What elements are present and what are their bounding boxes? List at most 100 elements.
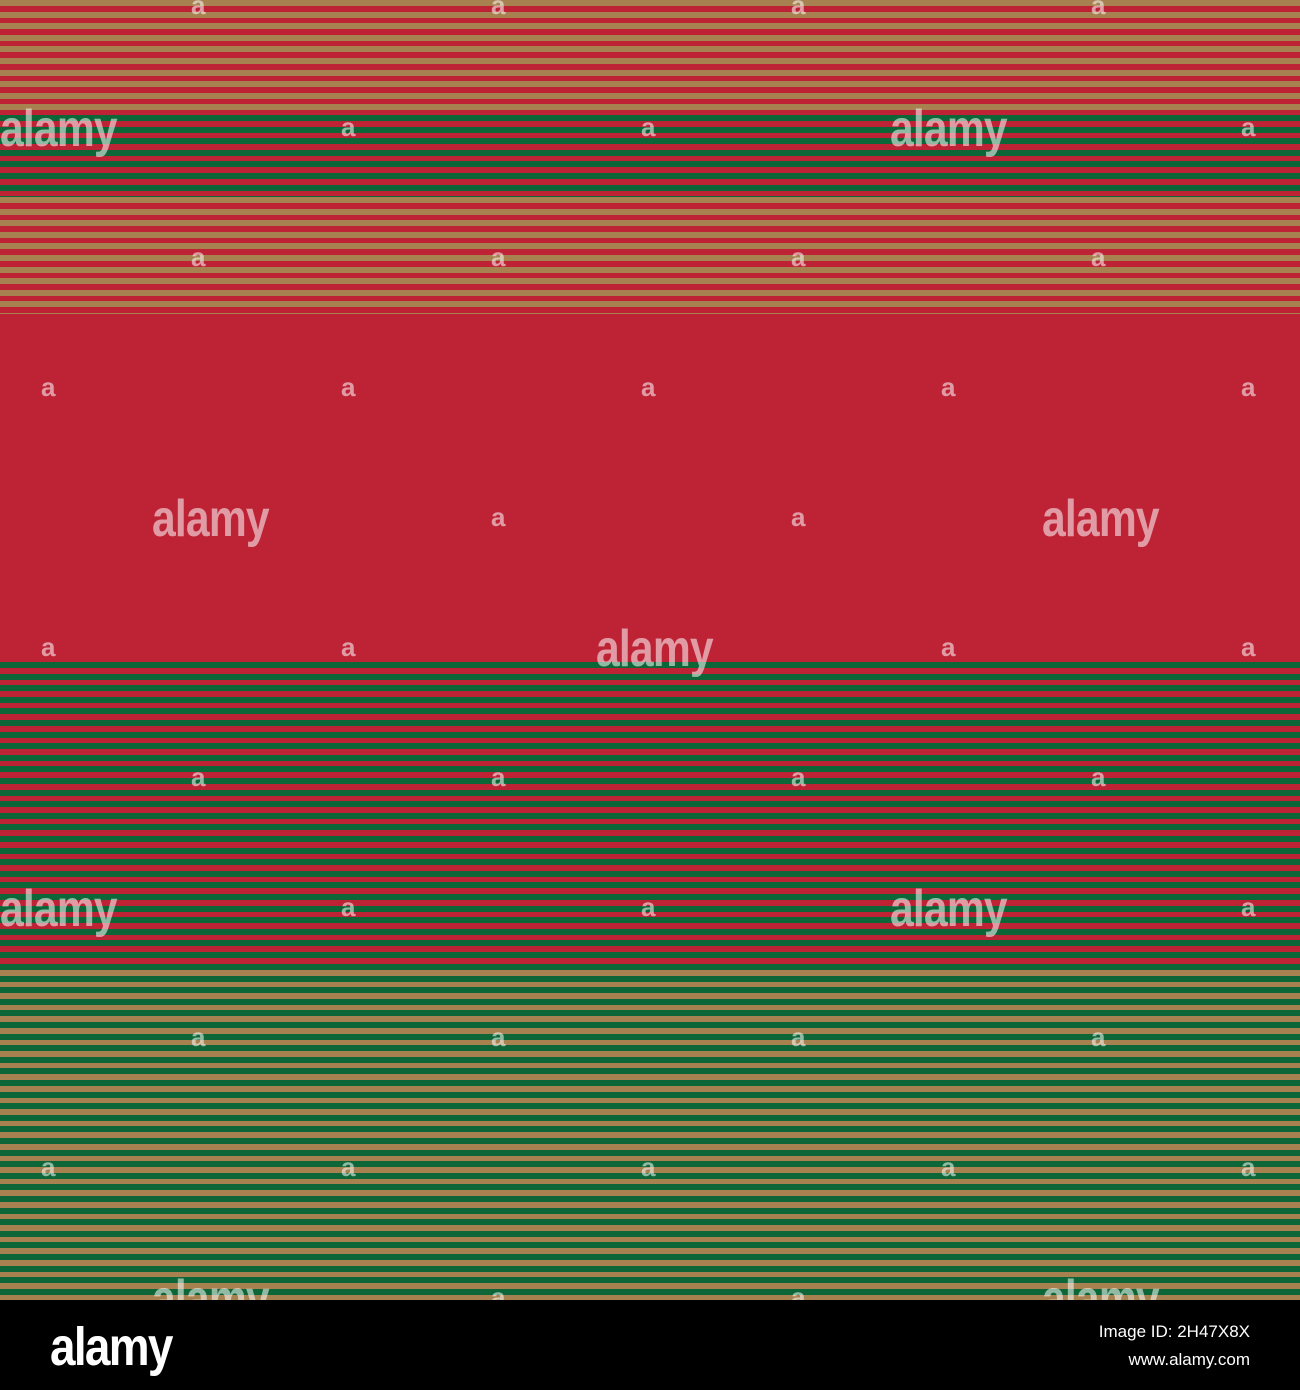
red-gold-band-middle-stripe: [0, 208, 1300, 215]
watermark-logo: alamy: [1042, 1270, 1160, 1300]
red-green-band-lower-stripe: [0, 917, 1300, 924]
red-green-band-lower-stripe: [0, 824, 1300, 831]
red-gold-band-middle-stripe: [0, 243, 1300, 250]
red-green-band-upper-stripe: [0, 149, 1300, 156]
red-gold-band-middle-stripe: [0, 255, 1300, 261]
stock-footer-bar: alamy Image ID: 2H47X8X www.alamy.com: [0, 1300, 1300, 1390]
watermark-mark: a: [191, 1022, 206, 1052]
red-green-band-lower-stripe: [0, 766, 1300, 773]
watermark-logo: alamy: [1042, 490, 1160, 548]
watermark-mark: a: [791, 502, 806, 532]
red-gold-band-top-stripe: [0, 81, 1300, 88]
watermark-mark: a: [41, 1152, 56, 1182]
gold-green-band-bottom-stripe: [0, 1207, 1300, 1214]
red-green-band-upper-stripe: [0, 115, 1300, 121]
red-gold-band-top-stripe: [0, 69, 1300, 76]
red-green-band-lower-stripe: [0, 894, 1300, 900]
watermark-mark: a: [491, 0, 506, 20]
red-gold-band-top-stripe: [0, 23, 1300, 30]
gold-green-band-bottom-stripe: [0, 1230, 1300, 1237]
watermark-mark: a: [1091, 242, 1106, 272]
watermark-mark: a: [341, 632, 356, 662]
gold-green-band-bottom-stripe: [0, 1045, 1300, 1052]
gold-green-band-bottom-stripe: [0, 1091, 1300, 1098]
watermark-mark: a: [791, 0, 806, 20]
red-green-band-lower-stripe: [0, 673, 1300, 680]
watermark-mark: a: [1241, 372, 1256, 402]
red-gold-band-top-stripe: [0, 0, 1300, 6]
watermark-mark: a: [1241, 112, 1256, 142]
watermark-mark: a: [641, 892, 656, 922]
gold-green-band-bottom-stripe: [0, 1242, 1300, 1249]
red-gold-band-middle-stripe: [0, 278, 1300, 285]
red-green-band-lower-stripe: [0, 662, 1300, 668]
watermark-mark: a: [1241, 892, 1256, 922]
gold-green-band-bottom-stripe: [0, 1196, 1300, 1202]
watermark-mark: a: [191, 242, 206, 272]
watermark-mark: a: [641, 372, 656, 402]
watermark-logo: alamy: [0, 100, 118, 158]
red-green-band-lower-stripe: [0, 847, 1300, 854]
gold-green-band-bottom-stripe: [0, 998, 1300, 1005]
red-green-band-lower-stripe: [0, 720, 1300, 726]
red-green-band-lower-stripe: [0, 905, 1300, 912]
red-green-band-upper-stripe: [0, 173, 1300, 179]
watermark-mark: a: [341, 112, 356, 142]
alamy-logo: alamy: [50, 1317, 173, 1377]
red-gold-band-top-stripe: [0, 46, 1300, 53]
red-green-band-lower-stripe: [0, 882, 1300, 889]
gold-green-band-bottom-stripe: [0, 1126, 1300, 1133]
red-gold-band-middle: [0, 197, 1300, 314]
red-green-band-lower-stripe: [0, 801, 1300, 808]
red-green-band-lower-stripe: [0, 859, 1300, 866]
red-green-band-upper-stripe: [0, 196, 1300, 197]
watermark-mark: a: [791, 1282, 806, 1300]
watermark-logo: alamy: [890, 880, 1008, 938]
red-green-band-lower-stripe: [0, 836, 1300, 842]
watermark-mark: a: [491, 502, 506, 532]
gold-green-band-bottom-stripe: [0, 1033, 1300, 1040]
site-url-label: www.alamy.com: [1128, 1350, 1250, 1369]
watermark-mark: a: [41, 632, 56, 662]
watermark-mark: a: [941, 372, 956, 402]
watermark-mark: a: [191, 762, 206, 792]
watermark-mark: a: [1091, 1022, 1106, 1052]
gold-green-band-bottom-stripe: [0, 1103, 1300, 1110]
image-id-label: Image ID: 2H47X8X: [1098, 1322, 1250, 1341]
red-green-band-lower: [0, 662, 1300, 964]
red-green-band-upper-stripe: [0, 161, 1300, 168]
gold-green-band-bottom-stripe: [0, 1161, 1300, 1168]
red-green-band-upper: [0, 115, 1300, 197]
red-green-band-lower-stripe: [0, 940, 1300, 947]
red-green-band-lower-stripe: [0, 696, 1300, 703]
watermark-mark: a: [941, 632, 956, 662]
red-green-band-lower-stripe: [0, 731, 1300, 738]
red-gold-band-middle-stripe: [0, 289, 1300, 296]
solid-red-band: [0, 314, 1300, 662]
red-green-band-upper-stripe: [0, 184, 1300, 191]
red-green-band-upper-stripe: [0, 138, 1300, 145]
red-green-band-lower-stripe: [0, 952, 1300, 958]
watermark-mark: a: [1091, 0, 1106, 20]
watermark-mark: a: [341, 372, 356, 402]
gold-green-band-bottom-stripe: [0, 1265, 1300, 1272]
red-green-band-lower-stripe: [0, 789, 1300, 796]
red-gold-band-middle-stripe: [0, 301, 1300, 308]
watermark-mark: a: [1241, 1152, 1256, 1182]
watermark-mark: a: [1241, 632, 1256, 662]
gold-green-band-bottom-stripe: [0, 1277, 1300, 1284]
gold-green-band-bottom: [0, 964, 1300, 1300]
watermark-logo: alamy: [152, 490, 270, 548]
red-gold-band-top-stripe: [0, 92, 1300, 99]
gold-green-band-bottom-stripe: [0, 1138, 1300, 1144]
red-gold-band-top-stripe: [0, 11, 1300, 18]
gold-green-band-bottom-stripe: [0, 1172, 1300, 1179]
watermark-mark: a: [341, 892, 356, 922]
gold-green-band-bottom-stripe: [0, 975, 1300, 982]
red-green-band-upper-stripe: [0, 126, 1300, 133]
red-green-band-lower-stripe: [0, 754, 1300, 761]
watermark-mark: a: [491, 762, 506, 792]
red-green-band-lower-stripe: [0, 812, 1300, 819]
red-gold-band-top-stripe: [0, 34, 1300, 41]
gold-green-band-bottom-stripe: [0, 1184, 1300, 1191]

*TASK DESCRIPTION*.
Reproduce every line of the material above without any changes, leaving out the picture.

*OUTPUT*.
What elements are present and what are their bounding boxes? List at most 100 elements.
red-gold-band-middle-stripe: [0, 208, 1300, 215]
watermark-logo: alamy: [1042, 1270, 1160, 1300]
red-green-band-lower-stripe: [0, 917, 1300, 924]
red-green-band-lower-stripe: [0, 824, 1300, 831]
red-gold-band-middle-stripe: [0, 243, 1300, 250]
red-green-band-upper-stripe: [0, 149, 1300, 156]
red-gold-band-middle-stripe: [0, 255, 1300, 261]
stock-footer-bar: alamy Image ID: 2H47X8X www.alamy.com: [0, 1300, 1300, 1390]
watermark-mark: a: [191, 1022, 206, 1052]
red-green-band-lower-stripe: [0, 766, 1300, 773]
watermark-logo: alamy: [1042, 490, 1160, 548]
watermark-mark: a: [791, 502, 806, 532]
red-gold-band-top-stripe: [0, 81, 1300, 88]
watermark-mark: a: [41, 1152, 56, 1182]
gold-green-band-bottom-stripe: [0, 1207, 1300, 1214]
red-green-band-upper-stripe: [0, 115, 1300, 121]
red-gold-band-top-stripe: [0, 69, 1300, 76]
red-green-band-lower-stripe: [0, 894, 1300, 900]
watermark-mark: a: [491, 0, 506, 20]
red-gold-band-top-stripe: [0, 23, 1300, 30]
gold-green-band-bottom-stripe: [0, 1230, 1300, 1237]
watermark-mark: a: [1091, 242, 1106, 272]
watermark-mark: a: [341, 632, 356, 662]
gold-green-band-bottom-stripe: [0, 1045, 1300, 1052]
gold-green-band-bottom-stripe: [0, 1091, 1300, 1098]
watermark-mark: a: [791, 0, 806, 20]
red-green-band-lower-stripe: [0, 673, 1300, 680]
watermark-mark: a: [1241, 372, 1256, 402]
red-gold-band-top-stripe: [0, 0, 1300, 6]
watermark-mark: a: [1241, 112, 1256, 142]
watermark-mark: a: [641, 892, 656, 922]
gold-green-band-bottom-stripe: [0, 1242, 1300, 1249]
red-gold-band-middle-stripe: [0, 278, 1300, 285]
red-green-band-lower-stripe: [0, 662, 1300, 668]
watermark-mark: a: [1241, 892, 1256, 922]
gold-green-band-bottom-stripe: [0, 1196, 1300, 1202]
watermark-mark: a: [191, 242, 206, 272]
watermark-mark: a: [641, 372, 656, 402]
watermark-logo: alamy: [0, 100, 118, 158]
red-green-band-lower-stripe: [0, 847, 1300, 854]
gold-green-band-bottom-stripe: [0, 998, 1300, 1005]
red-green-band-lower-stripe: [0, 720, 1300, 726]
red-green-band-lower-stripe: [0, 905, 1300, 912]
red-green-band-upper-stripe: [0, 173, 1300, 179]
watermark-mark: a: [341, 112, 356, 142]
alamy-logo: alamy: [50, 1317, 173, 1377]
red-gold-band-top-stripe: [0, 46, 1300, 53]
red-green-band-lower-stripe: [0, 882, 1300, 889]
gold-green-band-bottom-stripe: [0, 1126, 1300, 1133]
red-gold-band-middle: [0, 197, 1300, 314]
red-green-band-lower-stripe: [0, 801, 1300, 808]
red-green-band-lower-stripe: [0, 859, 1300, 866]
red-green-band-upper-stripe: [0, 196, 1300, 197]
watermark-mark: a: [791, 1282, 806, 1300]
watermark-logo: alamy: [890, 880, 1008, 938]
red-green-band-lower-stripe: [0, 836, 1300, 842]
watermark-mark: a: [491, 502, 506, 532]
gold-green-band-bottom-stripe: [0, 1033, 1300, 1040]
site-url-label: www.alamy.com: [1128, 1350, 1250, 1369]
watermark-mark: a: [41, 632, 56, 662]
watermark-mark: a: [941, 372, 956, 402]
watermark-mark: a: [191, 762, 206, 792]
watermark-mark: a: [1091, 1022, 1106, 1052]
gold-green-band-bottom-stripe: [0, 1103, 1300, 1110]
image-id-label: Image ID: 2H47X8X: [1098, 1322, 1250, 1341]
red-green-band-lower: [0, 662, 1300, 964]
red-green-band-upper-stripe: [0, 161, 1300, 168]
gold-green-band-bottom-stripe: [0, 1161, 1300, 1168]
red-green-band-upper: [0, 115, 1300, 197]
red-green-band-lower-stripe: [0, 940, 1300, 947]
red-green-band-lower-stripe: [0, 696, 1300, 703]
watermark-mark: a: [941, 632, 956, 662]
red-green-band-lower-stripe: [0, 731, 1300, 738]
red-gold-band-middle-stripe: [0, 289, 1300, 296]
solid-red-band: [0, 314, 1300, 662]
red-green-band-upper-stripe: [0, 184, 1300, 191]
red-green-band-upper-stripe: [0, 138, 1300, 145]
red-green-band-lower-stripe: [0, 952, 1300, 958]
watermark-mark: a: [1091, 0, 1106, 20]
watermark-mark: a: [341, 372, 356, 402]
gold-green-band-bottom-stripe: [0, 1265, 1300, 1272]
red-green-band-lower-stripe: [0, 789, 1300, 796]
red-gold-band-middle-stripe: [0, 301, 1300, 308]
watermark-mark: a: [1241, 1152, 1256, 1182]
watermark-mark: a: [1241, 632, 1256, 662]
gold-green-band-bottom-stripe: [0, 1277, 1300, 1284]
gold-green-band-bottom: [0, 964, 1300, 1300]
watermark-logo: alamy: [152, 490, 270, 548]
red-gold-band-top-stripe: [0, 92, 1300, 99]
gold-green-band-bottom-stripe: [0, 1138, 1300, 1144]
red-gold-band-top-stripe: [0, 11, 1300, 18]
gold-green-band-bottom-stripe: [0, 1172, 1300, 1179]
watermark-mark: a: [341, 892, 356, 922]
gold-green-band-bottom-stripe: [0, 975, 1300, 982]
red-green-band-upper-stripe: [0, 126, 1300, 133]
red-green-band-lower-stripe: [0, 754, 1300, 761]
watermark-mark: a: [491, 762, 506, 792]
red-green-band-lower-stripe: [0, 812, 1300, 819]
red-gold-band-top-stripe: [0, 34, 1300, 41]
gold-green-band-bottom-stripe: [0, 1184, 1300, 1191]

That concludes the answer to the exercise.